** BEGIN Dataset content **

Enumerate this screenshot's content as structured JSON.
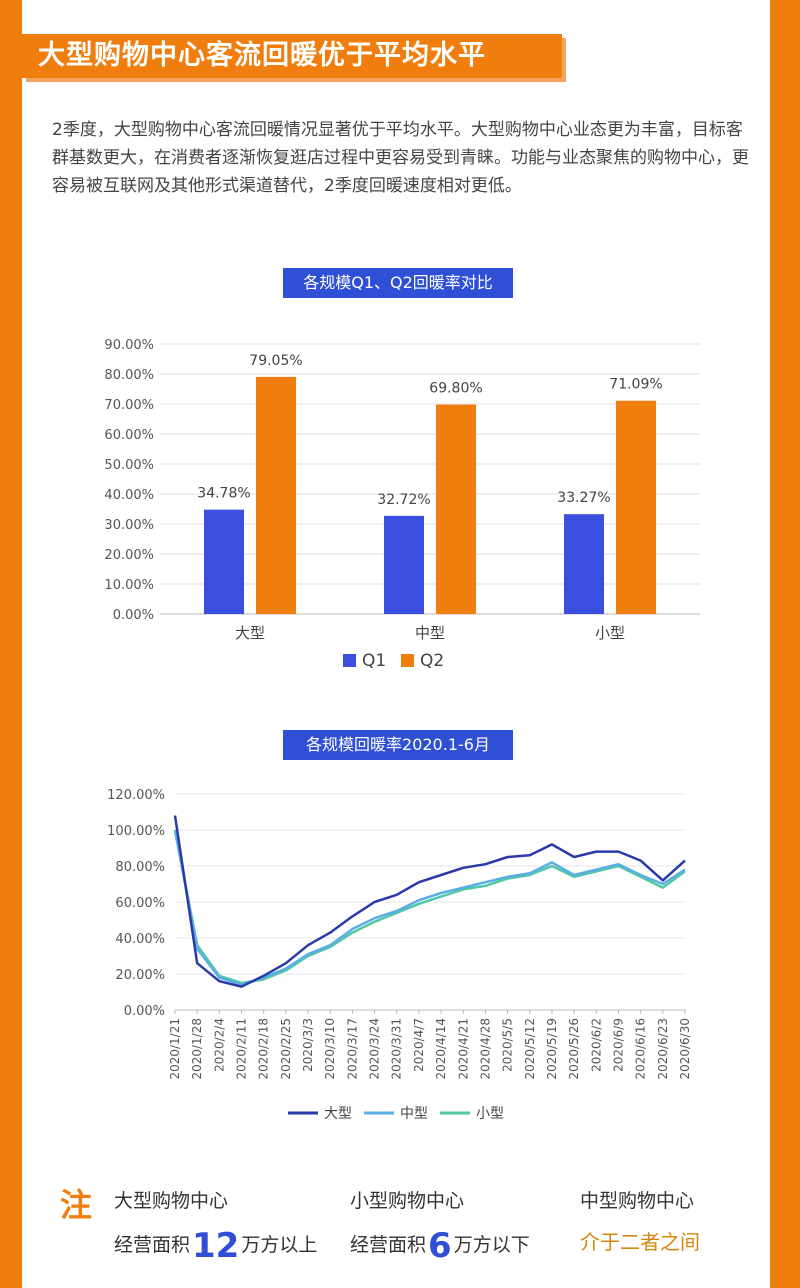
{
  "header": {
    "title": "大型购物中心客流回暖优于平均水平",
    "intro": "2季度，大型购物中心客流回暖情况显著优于平均水平。大型购物中心业态更为丰富，目标客群基数更大，在消费者逐渐恢复逛店过程中更容易受到青睐。功能与业态聚焦的购物中心，更容易被互联网及其他形式渠道替代，2季度回暖速度相对更低。"
  },
  "colors": {
    "accent": "#f07e0f",
    "title_bg": "#2f4fd6",
    "q1": "#3a4fe0",
    "q2": "#f07e0f",
    "large": "#2a3aa8",
    "medium": "#5aaee6",
    "small": "#52c7a4"
  },
  "chart_data": [
    {
      "type": "bar",
      "title": "各规模Q1、Q2回暖率对比",
      "categories": [
        "大型",
        "中型",
        "小型"
      ],
      "series": [
        {
          "name": "Q1",
          "values": [
            34.78,
            32.72,
            33.27
          ],
          "labels": [
            "34.78%",
            "32.72%",
            "33.27%"
          ]
        },
        {
          "name": "Q2",
          "values": [
            79.05,
            69.8,
            71.09
          ],
          "labels": [
            "79.05%",
            "69.80%",
            "71.09%"
          ]
        }
      ],
      "ylim": [
        0,
        90
      ],
      "yticks": [
        "0.00%",
        "10.00%",
        "20.00%",
        "30.00%",
        "40.00%",
        "50.00%",
        "60.00%",
        "70.00%",
        "80.00%",
        "90.00%"
      ],
      "legend": "bottom"
    },
    {
      "type": "line",
      "title": "各规模回暖率2020.1-6月",
      "x": [
        "2020/1/21",
        "2020/1/28",
        "2020/2/4",
        "2020/2/11",
        "2020/2/18",
        "2020/2/25",
        "2020/3/3",
        "2020/3/10",
        "2020/3/17",
        "2020/3/24",
        "2020/3/31",
        "2020/4/7",
        "2020/4/14",
        "2020/4/21",
        "2020/4/28",
        "2020/5/5",
        "2020/5/12",
        "2020/5/19",
        "2020/5/26",
        "2020/6/2",
        "2020/6/9",
        "2020/6/16",
        "2020/6/23",
        "2020/6/30"
      ],
      "series": [
        {
          "name": "大型",
          "values": [
            108,
            26,
            16,
            13,
            19,
            26,
            36,
            43,
            52,
            60,
            64,
            71,
            75,
            79,
            81,
            85,
            86,
            92,
            85,
            88,
            88,
            83,
            72,
            83
          ]
        },
        {
          "name": "中型",
          "values": [
            100,
            34,
            18,
            14,
            18,
            23,
            31,
            36,
            45,
            51,
            55,
            61,
            65,
            68,
            71,
            74,
            76,
            82,
            75,
            78,
            81,
            75,
            70,
            78
          ]
        },
        {
          "name": "小型",
          "values": [
            100,
            36,
            19,
            15,
            17,
            22,
            30,
            35,
            43,
            49,
            54,
            59,
            63,
            67,
            69,
            73,
            75,
            80,
            74,
            77,
            80,
            74,
            68,
            77
          ]
        }
      ],
      "ylim": [
        0,
        120
      ],
      "yticks": [
        "0.00%",
        "20.00%",
        "40.00%",
        "60.00%",
        "80.00%",
        "100.00%",
        "120.00%"
      ],
      "legend": "bottom"
    }
  ],
  "note": {
    "mark": "注",
    "large_head": "大型购物中心",
    "large_pre": "经营面积",
    "large_num": "12",
    "large_post": "万方以上",
    "small_head": "小型购物中心",
    "small_pre": "经营面积",
    "small_num": "6",
    "small_post": "万方以下",
    "medium_head": "中型购物中心",
    "medium_desc": "介于二者之间"
  }
}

** END Dataset content **

Copy all of the entries verbatim, leaving out any pictures they contain.

Enumerate this screenshot's content as structured JSON.
{
  "header": {
    "title": "大型购物中心客流回暖优于平均水平",
    "intro": "2季度，大型购物中心客流回暖情况显著优于平均水平。大型购物中心业态更为丰富，目标客群基数更大，在消费者逐渐恢复逛店过程中更容易受到青睐。功能与业态聚焦的购物中心，更容易被互联网及其他形式渠道替代，2季度回暖速度相对更低。"
  },
  "colors": {
    "accent": "#f07e0f",
    "title_bg": "#2f4fd6",
    "q1": "#3a4fe0",
    "q2": "#f07e0f",
    "large": "#2a3aa8",
    "medium": "#5aaee6",
    "small": "#52c7a4"
  },
  "chart_data": [
    {
      "type": "bar",
      "title": "各规模Q1、Q2回暖率对比",
      "categories": [
        "大型",
        "中型",
        "小型"
      ],
      "series": [
        {
          "name": "Q1",
          "values": [
            34.78,
            32.72,
            33.27
          ],
          "labels": [
            "34.78%",
            "32.72%",
            "33.27%"
          ]
        },
        {
          "name": "Q2",
          "values": [
            79.05,
            69.8,
            71.09
          ],
          "labels": [
            "79.05%",
            "69.80%",
            "71.09%"
          ]
        }
      ],
      "ylim": [
        0,
        90
      ],
      "yticks": [
        "0.00%",
        "10.00%",
        "20.00%",
        "30.00%",
        "40.00%",
        "50.00%",
        "60.00%",
        "70.00%",
        "80.00%",
        "90.00%"
      ],
      "legend": "bottom"
    },
    {
      "type": "line",
      "title": "各规模回暖率2020.1-6月",
      "x": [
        "2020/1/21",
        "2020/1/28",
        "2020/2/4",
        "2020/2/11",
        "2020/2/18",
        "2020/2/25",
        "2020/3/3",
        "2020/3/10",
        "2020/3/17",
        "2020/3/24",
        "2020/3/31",
        "2020/4/7",
        "2020/4/14",
        "2020/4/21",
        "2020/4/28",
        "2020/5/5",
        "2020/5/12",
        "2020/5/19",
        "2020/5/26",
        "2020/6/2",
        "2020/6/9",
        "2020/6/16",
        "2020/6/23",
        "2020/6/30"
      ],
      "series": [
        {
          "name": "大型",
          "values": [
            108,
            26,
            16,
            13,
            19,
            26,
            36,
            43,
            52,
            60,
            64,
            71,
            75,
            79,
            81,
            85,
            86,
            92,
            85,
            88,
            88,
            83,
            72,
            83
          ]
        },
        {
          "name": "中型",
          "values": [
            100,
            34,
            18,
            14,
            18,
            23,
            31,
            36,
            45,
            51,
            55,
            61,
            65,
            68,
            71,
            74,
            76,
            82,
            75,
            78,
            81,
            75,
            70,
            78
          ]
        },
        {
          "name": "小型",
          "values": [
            100,
            36,
            19,
            15,
            17,
            22,
            30,
            35,
            43,
            49,
            54,
            59,
            63,
            67,
            69,
            73,
            75,
            80,
            74,
            77,
            80,
            74,
            68,
            77
          ]
        }
      ],
      "ylim": [
        0,
        120
      ],
      "yticks": [
        "0.00%",
        "20.00%",
        "40.00%",
        "60.00%",
        "80.00%",
        "100.00%",
        "120.00%"
      ],
      "legend": "bottom"
    }
  ],
  "note": {
    "mark": "注",
    "large_head": "大型购物中心",
    "large_pre": "经营面积",
    "large_num": "12",
    "large_post": "万方以上",
    "small_head": "小型购物中心",
    "small_pre": "经营面积",
    "small_num": "6",
    "small_post": "万方以下",
    "medium_head": "中型购物中心",
    "medium_desc": "介于二者之间"
  }
}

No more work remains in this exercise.